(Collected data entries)
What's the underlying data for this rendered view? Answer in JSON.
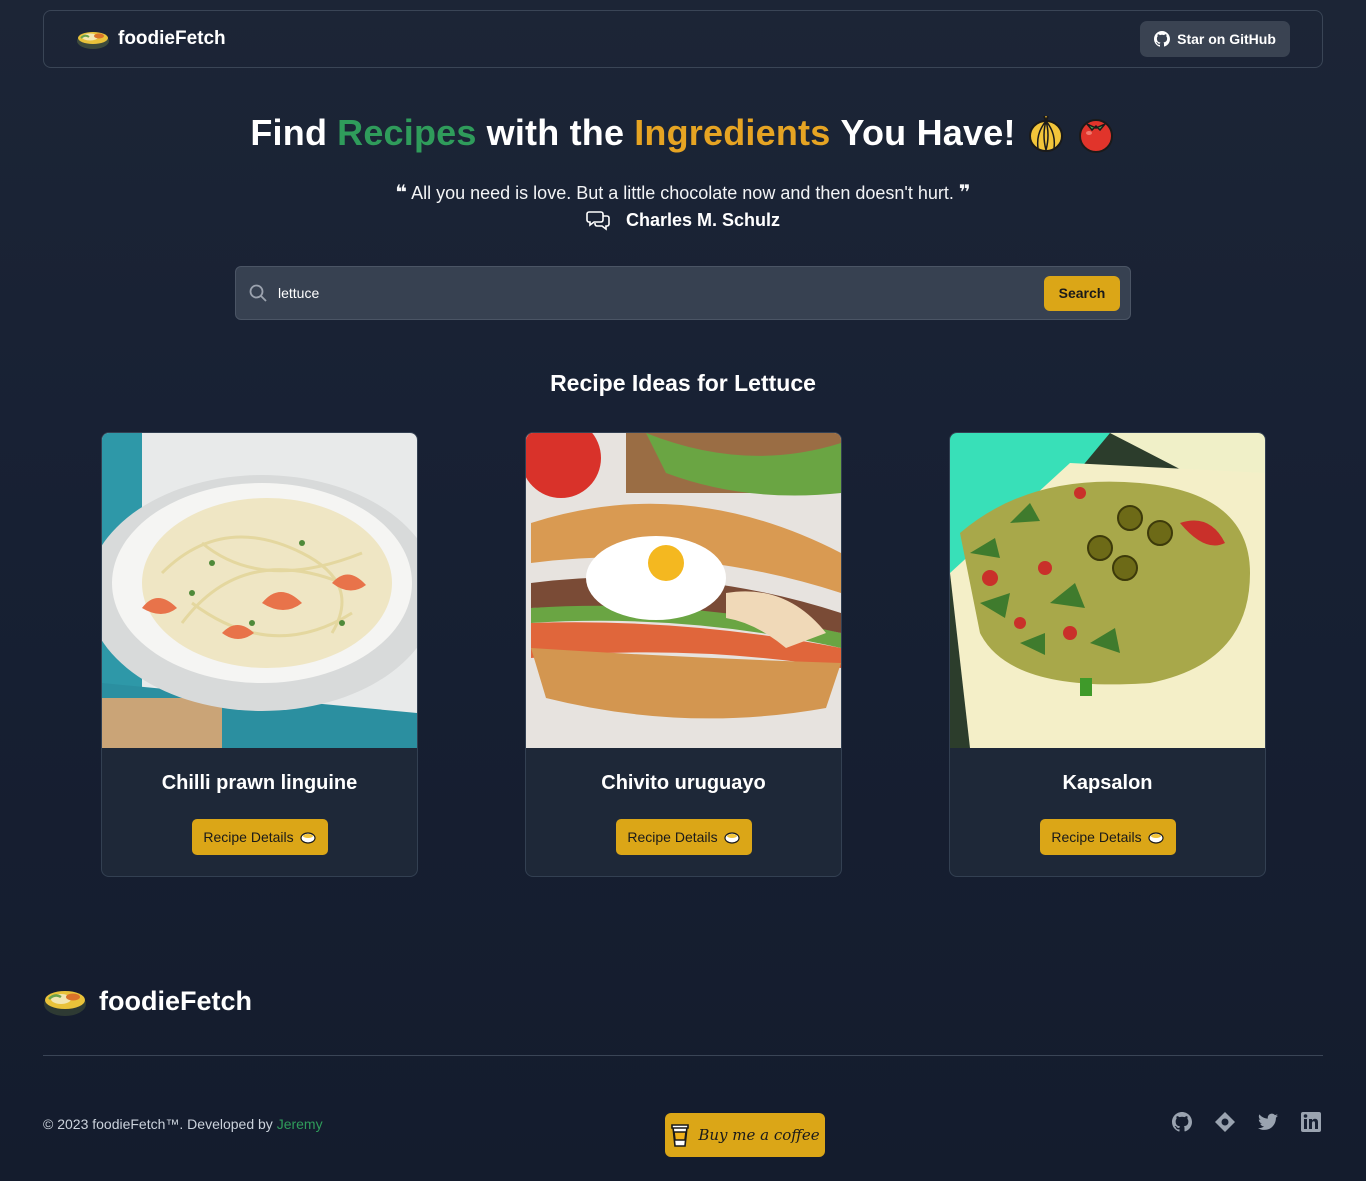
{
  "nav": {
    "brand": "foodieFetch",
    "github_button": "Star on GitHub"
  },
  "hero": {
    "title_part1": "Find",
    "title_highlight1": "Recipes",
    "title_part2": "with the",
    "title_highlight2": "Ingredients",
    "title_part3": "You Have!",
    "quote_open": "❝",
    "quote_text": "All you need is love. But a little chocolate now and then doesn't hurt.",
    "quote_close": "❞",
    "author": "Charles M. Schulz"
  },
  "search": {
    "value": "lettuce",
    "button": "Search"
  },
  "results": {
    "title": "Recipe Ideas for Lettuce",
    "cards": [
      {
        "title": "Chilli prawn linguine",
        "button": "Recipe Details"
      },
      {
        "title": "Chivito uruguayo",
        "button": "Recipe Details"
      },
      {
        "title": "Kapsalon",
        "button": "Recipe Details"
      }
    ]
  },
  "footer": {
    "brand": "foodieFetch",
    "copyright": "© 2023 foodieFetch™. Developed by",
    "developer": "Jeremy",
    "coffee_button": "Buy me a coffee",
    "socials": [
      "github-icon",
      "website-icon",
      "twitter-icon",
      "linkedin-icon"
    ]
  },
  "colors": {
    "accent": "#dba617",
    "green": "#2f9c5b",
    "orange": "#e6a423",
    "background": "#172033"
  }
}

### AIM OF THE EXERCISE
Go through the data above and transcribe it in full, omitting any image.

### THE COMPLETED TASK
What's the underlying data for this rendered view? Answer in JSON.
{
  "nav": {
    "brand": "foodieFetch",
    "github_button": "Star on GitHub"
  },
  "hero": {
    "title_part1": "Find",
    "title_highlight1": "Recipes",
    "title_part2": "with the",
    "title_highlight2": "Ingredients",
    "title_part3": "You Have!",
    "quote_open": "❝",
    "quote_text": "All you need is love. But a little chocolate now and then doesn't hurt.",
    "quote_close": "❞",
    "author": "Charles M. Schulz"
  },
  "search": {
    "value": "lettuce",
    "button": "Search"
  },
  "results": {
    "title": "Recipe Ideas for Lettuce",
    "cards": [
      {
        "title": "Chilli prawn linguine",
        "button": "Recipe Details"
      },
      {
        "title": "Chivito uruguayo",
        "button": "Recipe Details"
      },
      {
        "title": "Kapsalon",
        "button": "Recipe Details"
      }
    ]
  },
  "footer": {
    "brand": "foodieFetch",
    "copyright": "© 2023 foodieFetch™. Developed by",
    "developer": "Jeremy",
    "coffee_button": "Buy me a coffee",
    "socials": [
      "github-icon",
      "website-icon",
      "twitter-icon",
      "linkedin-icon"
    ]
  },
  "colors": {
    "accent": "#dba617",
    "green": "#2f9c5b",
    "orange": "#e6a423",
    "background": "#172033"
  }
}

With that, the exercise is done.